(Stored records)
= = =

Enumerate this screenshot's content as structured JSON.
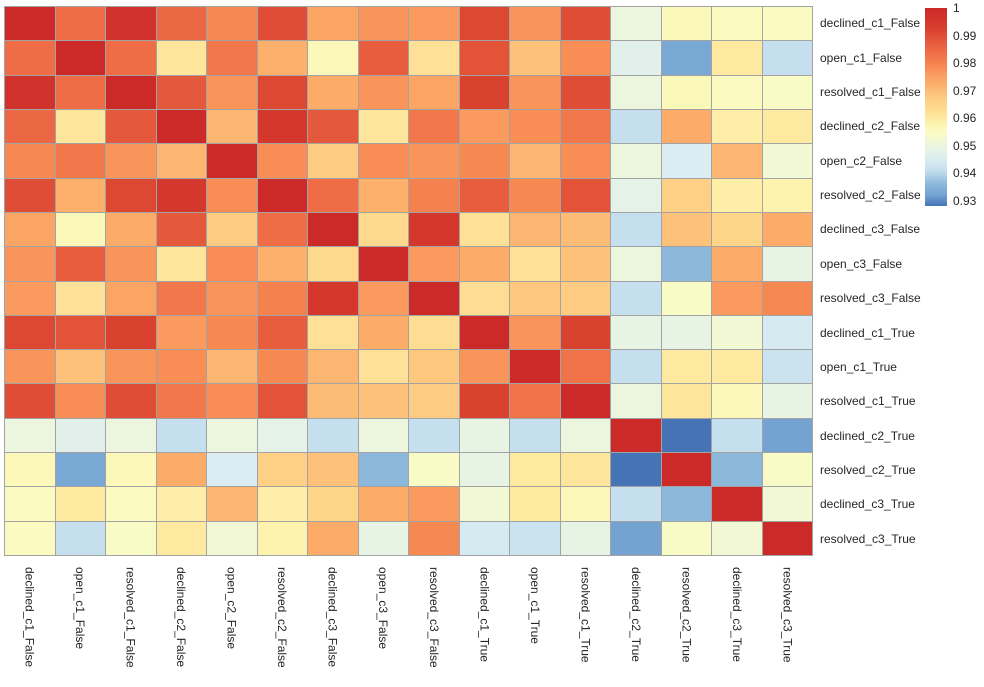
{
  "figure": {
    "background": "#ffffff",
    "grid_line_color": "#a3a3a3",
    "label_color": "#262626"
  },
  "chart_data": {
    "type": "heatmap",
    "title": "",
    "xlabel": "",
    "ylabel": "",
    "grid": true,
    "legend_position": "right",
    "labels": [
      "declined_c1_False",
      "open_c1_False",
      "resolved_c1_False",
      "declined_c2_False",
      "open_c2_False",
      "resolved_c2_False",
      "declined_c3_False",
      "open_c3_False",
      "resolved_c3_False",
      "declined_c1_True",
      "open_c1_True",
      "resolved_c1_True",
      "declined_c2_True",
      "resolved_c2_True",
      "declined_c3_True",
      "resolved_c3_True"
    ],
    "matrix": [
      [
        1.0,
        0.984,
        0.997,
        0.985,
        0.979,
        0.99,
        0.974,
        0.977,
        0.976,
        0.991,
        0.977,
        0.99,
        0.95,
        0.956,
        0.955,
        0.955
      ],
      [
        0.984,
        1.0,
        0.984,
        0.961,
        0.982,
        0.972,
        0.956,
        0.987,
        0.962,
        0.989,
        0.969,
        0.978,
        0.947,
        0.933,
        0.96,
        0.941
      ],
      [
        0.997,
        0.984,
        1.0,
        0.988,
        0.977,
        0.991,
        0.973,
        0.977,
        0.974,
        0.992,
        0.977,
        0.99,
        0.95,
        0.956,
        0.955,
        0.954
      ],
      [
        0.985,
        0.961,
        0.988,
        1.0,
        0.971,
        0.995,
        0.988,
        0.961,
        0.982,
        0.976,
        0.978,
        0.982,
        0.941,
        0.973,
        0.959,
        0.96
      ],
      [
        0.979,
        0.982,
        0.977,
        0.971,
        1.0,
        0.978,
        0.967,
        0.978,
        0.977,
        0.979,
        0.971,
        0.978,
        0.95,
        0.945,
        0.971,
        0.952
      ],
      [
        0.99,
        0.972,
        0.991,
        0.995,
        0.978,
        1.0,
        0.984,
        0.972,
        0.98,
        0.987,
        0.979,
        0.989,
        0.948,
        0.966,
        0.959,
        0.958
      ],
      [
        0.974,
        0.956,
        0.973,
        0.988,
        0.967,
        0.984,
        1.0,
        0.964,
        0.995,
        0.962,
        0.971,
        0.97,
        0.941,
        0.969,
        0.965,
        0.973
      ],
      [
        0.977,
        0.987,
        0.977,
        0.961,
        0.978,
        0.972,
        0.964,
        1.0,
        0.976,
        0.973,
        0.962,
        0.969,
        0.95,
        0.936,
        0.973,
        0.949
      ],
      [
        0.976,
        0.962,
        0.974,
        0.982,
        0.977,
        0.98,
        0.995,
        0.976,
        1.0,
        0.963,
        0.968,
        0.967,
        0.941,
        0.954,
        0.976,
        0.979
      ],
      [
        0.991,
        0.989,
        0.992,
        0.976,
        0.979,
        0.987,
        0.962,
        0.973,
        0.963,
        1.0,
        0.977,
        0.992,
        0.949,
        0.949,
        0.952,
        0.944
      ],
      [
        0.977,
        0.969,
        0.977,
        0.978,
        0.971,
        0.979,
        0.971,
        0.962,
        0.968,
        0.977,
        1.0,
        0.983,
        0.941,
        0.96,
        0.96,
        0.942
      ],
      [
        0.99,
        0.978,
        0.99,
        0.982,
        0.978,
        0.989,
        0.97,
        0.969,
        0.967,
        0.992,
        0.983,
        1.0,
        0.95,
        0.961,
        0.956,
        0.949
      ],
      [
        0.95,
        0.947,
        0.95,
        0.941,
        0.95,
        0.948,
        0.941,
        0.95,
        0.941,
        0.949,
        0.941,
        0.95,
        1.0,
        0.928,
        0.941,
        0.932
      ],
      [
        0.956,
        0.933,
        0.956,
        0.973,
        0.945,
        0.966,
        0.969,
        0.936,
        0.954,
        0.949,
        0.96,
        0.961,
        0.928,
        1.0,
        0.936,
        0.954
      ],
      [
        0.955,
        0.96,
        0.955,
        0.959,
        0.971,
        0.959,
        0.965,
        0.973,
        0.976,
        0.952,
        0.96,
        0.956,
        0.941,
        0.936,
        1.0,
        0.952
      ],
      [
        0.955,
        0.941,
        0.954,
        0.96,
        0.952,
        0.958,
        0.973,
        0.949,
        0.979,
        0.944,
        0.942,
        0.949,
        0.932,
        0.954,
        0.952,
        1.0
      ]
    ],
    "value_range": [
      0.928,
      1.0
    ],
    "colorbar": {
      "tick_labels": [
        "1",
        "0.99",
        "0.98",
        "0.97",
        "0.96",
        "0.95",
        "0.94",
        "0.93"
      ],
      "tick_values": [
        1,
        0.99,
        0.98,
        0.97,
        0.96,
        0.95,
        0.94,
        0.93
      ],
      "gradient_stops": [
        {
          "v": 0.928,
          "c": "#4673b5"
        },
        {
          "v": 0.932,
          "c": "#74a3d1"
        },
        {
          "v": 0.936,
          "c": "#8cb8dc"
        },
        {
          "v": 0.941,
          "c": "#c6dfee"
        },
        {
          "v": 0.945,
          "c": "#dbedf2"
        },
        {
          "v": 0.948,
          "c": "#e5f2e7"
        },
        {
          "v": 0.951,
          "c": "#eff7da"
        },
        {
          "v": 0.954,
          "c": "#f9fbc7"
        },
        {
          "v": 0.957,
          "c": "#fdf7b4"
        },
        {
          "v": 0.96,
          "c": "#fee9a1"
        },
        {
          "v": 0.964,
          "c": "#fdd98d"
        },
        {
          "v": 0.968,
          "c": "#fdc77e"
        },
        {
          "v": 0.972,
          "c": "#fcb06c"
        },
        {
          "v": 0.976,
          "c": "#fa9a5e"
        },
        {
          "v": 0.98,
          "c": "#f5824e"
        },
        {
          "v": 0.984,
          "c": "#ee6c46"
        },
        {
          "v": 0.988,
          "c": "#e4583b"
        },
        {
          "v": 0.992,
          "c": "#da4230"
        },
        {
          "v": 0.996,
          "c": "#d2342c"
        },
        {
          "v": 1.0,
          "c": "#cc2a28"
        }
      ]
    }
  }
}
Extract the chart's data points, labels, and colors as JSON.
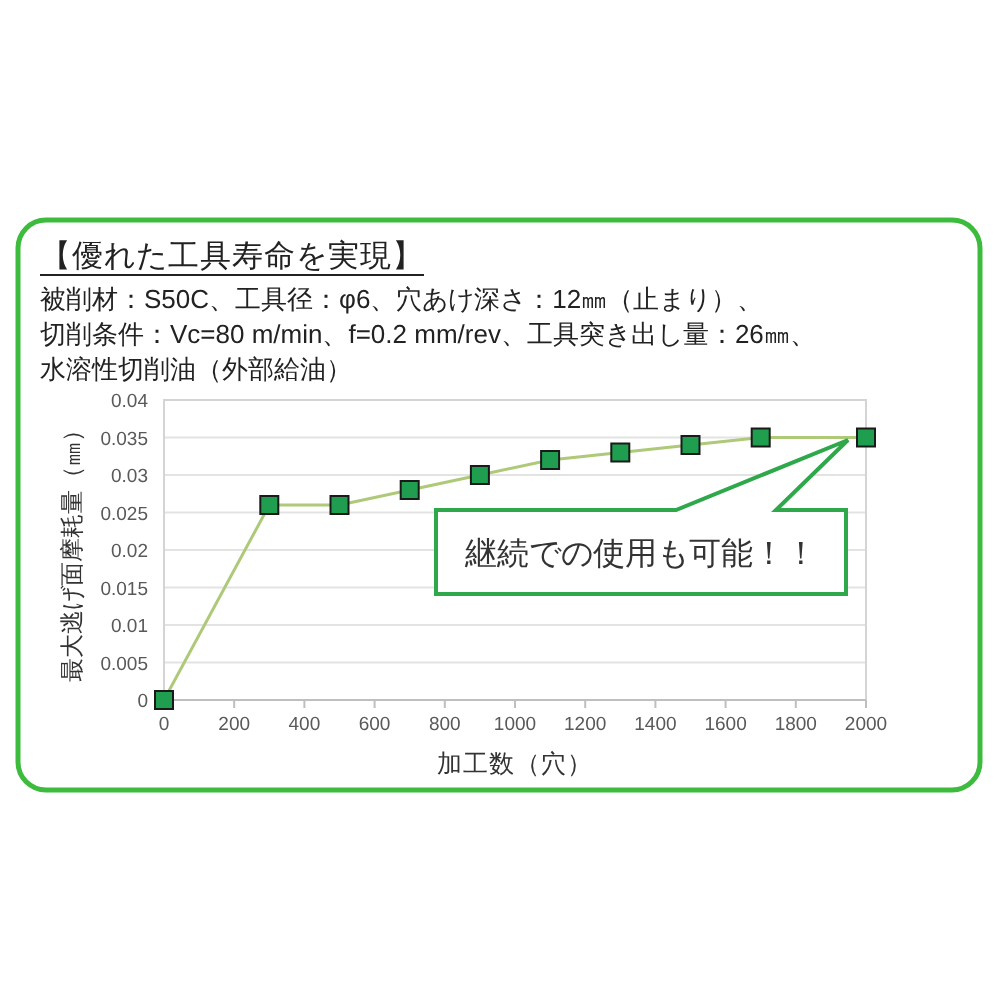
{
  "chart_data": {
    "type": "line",
    "title": "【優れた工具寿命を実現】",
    "subtitle": "被削材：S50C、工具径：φ6、穴あけ深さ：12㎜（止まり）、切削条件：Vc=80 m/min、f=0.2 mm/rev、工具突き出し量：26㎜、水溶性切削油（外部給油）",
    "xlabel": "加工数（穴）",
    "ylabel": "最大逃げ面摩耗量（㎜）",
    "x": [
      0,
      300,
      500,
      700,
      900,
      1100,
      1300,
      1500,
      1700,
      2000
    ],
    "series": [
      {
        "color": "#1f9e4f",
        "values": [
          0,
          0.026,
          0.026,
          0.028,
          0.03,
          0.032,
          0.033,
          0.034,
          0.035,
          0.035
        ]
      }
    ],
    "marker": "square",
    "grid": "y",
    "xlim": [
      0,
      2000
    ],
    "xticks": [
      0,
      200,
      400,
      600,
      800,
      1000,
      1200,
      1400,
      1600,
      1800,
      2000
    ],
    "ylim": [
      0,
      0.04
    ],
    "yticks": [
      0,
      0.005,
      0.01,
      0.015,
      0.02,
      0.025,
      0.03,
      0.035,
      0.04
    ],
    "annotations": [
      "継続での使用も可能！！"
    ]
  }
}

= = =

[WHAT TO PRODUCE]:
Print all of the records shown above exactly, leaving out each picture.

[FULL SOLUTION]:
Enumerate this screenshot's content as structured JSON.
{
  "figure": {
    "background": "#ffffff",
    "grid_line_color": "#a3a3a3",
    "label_color": "#262626"
  },
  "chart_data": {
    "type": "heatmap",
    "title": "",
    "xlabel": "",
    "ylabel": "",
    "grid": true,
    "legend_position": "right",
    "labels": [
      "declined_c1_False",
      "open_c1_False",
      "resolved_c1_False",
      "declined_c2_False",
      "open_c2_False",
      "resolved_c2_False",
      "declined_c3_False",
      "open_c3_False",
      "resolved_c3_False",
      "declined_c1_True",
      "open_c1_True",
      "resolved_c1_True",
      "declined_c2_True",
      "resolved_c2_True",
      "declined_c3_True",
      "resolved_c3_True"
    ],
    "matrix": [
      [
        1.0,
        0.984,
        0.997,
        0.985,
        0.979,
        0.99,
        0.974,
        0.977,
        0.976,
        0.991,
        0.977,
        0.99,
        0.95,
        0.956,
        0.955,
        0.955
      ],
      [
        0.984,
        1.0,
        0.984,
        0.961,
        0.982,
        0.972,
        0.956,
        0.987,
        0.962,
        0.989,
        0.969,
        0.978,
        0.947,
        0.933,
        0.96,
        0.941
      ],
      [
        0.997,
        0.984,
        1.0,
        0.988,
        0.977,
        0.991,
        0.973,
        0.977,
        0.974,
        0.992,
        0.977,
        0.99,
        0.95,
        0.956,
        0.955,
        0.954
      ],
      [
        0.985,
        0.961,
        0.988,
        1.0,
        0.971,
        0.995,
        0.988,
        0.961,
        0.982,
        0.976,
        0.978,
        0.982,
        0.941,
        0.973,
        0.959,
        0.96
      ],
      [
        0.979,
        0.982,
        0.977,
        0.971,
        1.0,
        0.978,
        0.967,
        0.978,
        0.977,
        0.979,
        0.971,
        0.978,
        0.95,
        0.945,
        0.971,
        0.952
      ],
      [
        0.99,
        0.972,
        0.991,
        0.995,
        0.978,
        1.0,
        0.984,
        0.972,
        0.98,
        0.987,
        0.979,
        0.989,
        0.948,
        0.966,
        0.959,
        0.958
      ],
      [
        0.974,
        0.956,
        0.973,
        0.988,
        0.967,
        0.984,
        1.0,
        0.964,
        0.995,
        0.962,
        0.971,
        0.97,
        0.941,
        0.969,
        0.965,
        0.973
      ],
      [
        0.977,
        0.987,
        0.977,
        0.961,
        0.978,
        0.972,
        0.964,
        1.0,
        0.976,
        0.973,
        0.962,
        0.969,
        0.95,
        0.936,
        0.973,
        0.949
      ],
      [
        0.976,
        0.962,
        0.974,
        0.982,
        0.977,
        0.98,
        0.995,
        0.976,
        1.0,
        0.963,
        0.968,
        0.967,
        0.941,
        0.954,
        0.976,
        0.979
      ],
      [
        0.991,
        0.989,
        0.992,
        0.976,
        0.979,
        0.987,
        0.962,
        0.973,
        0.963,
        1.0,
        0.977,
        0.992,
        0.949,
        0.949,
        0.952,
        0.944
      ],
      [
        0.977,
        0.969,
        0.977,
        0.978,
        0.971,
        0.979,
        0.971,
        0.962,
        0.968,
        0.977,
        1.0,
        0.983,
        0.941,
        0.96,
        0.96,
        0.942
      ],
      [
        0.99,
        0.978,
        0.99,
        0.982,
        0.978,
        0.989,
        0.97,
        0.969,
        0.967,
        0.992,
        0.983,
        1.0,
        0.95,
        0.961,
        0.956,
        0.949
      ],
      [
        0.95,
        0.947,
        0.95,
        0.941,
        0.95,
        0.948,
        0.941,
        0.95,
        0.941,
        0.949,
        0.941,
        0.95,
        1.0,
        0.928,
        0.941,
        0.932
      ],
      [
        0.956,
        0.933,
        0.956,
        0.973,
        0.945,
        0.966,
        0.969,
        0.936,
        0.954,
        0.949,
        0.96,
        0.961,
        0.928,
        1.0,
        0.936,
        0.954
      ],
      [
        0.955,
        0.96,
        0.955,
        0.959,
        0.971,
        0.959,
        0.965,
        0.973,
        0.976,
        0.952,
        0.96,
        0.956,
        0.941,
        0.936,
        1.0,
        0.952
      ],
      [
        0.955,
        0.941,
        0.954,
        0.96,
        0.952,
        0.958,
        0.973,
        0.949,
        0.979,
        0.944,
        0.942,
        0.949,
        0.932,
        0.954,
        0.952,
        1.0
      ]
    ],
    "value_range": [
      0.928,
      1.0
    ],
    "colorbar": {
      "tick_labels": [
        "1",
        "0.99",
        "0.98",
        "0.97",
        "0.96",
        "0.95",
        "0.94",
        "0.93"
      ],
      "tick_values": [
        1,
        0.99,
        0.98,
        0.97,
        0.96,
        0.95,
        0.94,
        0.93
      ],
      "gradient_stops": [
        {
          "v": 0.928,
          "c": "#4673b5"
        },
        {
          "v": 0.932,
          "c": "#74a3d1"
        },
        {
          "v": 0.936,
          "c": "#8cb8dc"
        },
        {
          "v": 0.941,
          "c": "#c6dfee"
        },
        {
          "v": 0.945,
          "c": "#dbedf2"
        },
        {
          "v": 0.948,
          "c": "#e5f2e7"
        },
        {
          "v": 0.951,
          "c": "#eff7da"
        },
        {
          "v": 0.954,
          "c": "#f9fbc7"
        },
        {
          "v": 0.957,
          "c": "#fdf7b4"
        },
        {
          "v": 0.96,
          "c": "#fee9a1"
        },
        {
          "v": 0.964,
          "c": "#fdd98d"
        },
        {
          "v": 0.968,
          "c": "#fdc77e"
        },
        {
          "v": 0.972,
          "c": "#fcb06c"
        },
        {
          "v": 0.976,
          "c": "#fa9a5e"
        },
        {
          "v": 0.98,
          "c": "#f5824e"
        },
        {
          "v": 0.984,
          "c": "#ee6c46"
        },
        {
          "v": 0.988,
          "c": "#e4583b"
        },
        {
          "v": 0.992,
          "c": "#da4230"
        },
        {
          "v": 0.996,
          "c": "#d2342c"
        },
        {
          "v": 1.0,
          "c": "#cc2a28"
        }
      ]
    }
  }
}
Extract the chart's data points, labels, and colors as JSON.
{
  "chart_data": {
    "type": "line",
    "title": "【優れた工具寿命を実現】",
    "subtitle": "被削材：S50C、工具径：φ6、穴あけ深さ：12㎜（止まり）、切削条件：Vc=80 m/min、f=0.2 mm/rev、工具突き出し量：26㎜、水溶性切削油（外部給油）",
    "xlabel": "加工数（穴）",
    "ylabel": "最大逃げ面摩耗量（㎜）",
    "x": [
      0,
      300,
      500,
      700,
      900,
      1100,
      1300,
      1500,
      1700,
      2000
    ],
    "series": [
      {
        "color": "#1f9e4f",
        "values": [
          0,
          0.026,
          0.026,
          0.028,
          0.03,
          0.032,
          0.033,
          0.034,
          0.035,
          0.035
        ]
      }
    ],
    "marker": "square",
    "grid": "y",
    "xlim": [
      0,
      2000
    ],
    "xticks": [
      0,
      200,
      400,
      600,
      800,
      1000,
      1200,
      1400,
      1600,
      1800,
      2000
    ],
    "ylim": [
      0,
      0.04
    ],
    "yticks": [
      0,
      0.005,
      0.01,
      0.015,
      0.02,
      0.025,
      0.03,
      0.035,
      0.04
    ],
    "annotations": [
      "継続での使用も可能！！"
    ]
  }
}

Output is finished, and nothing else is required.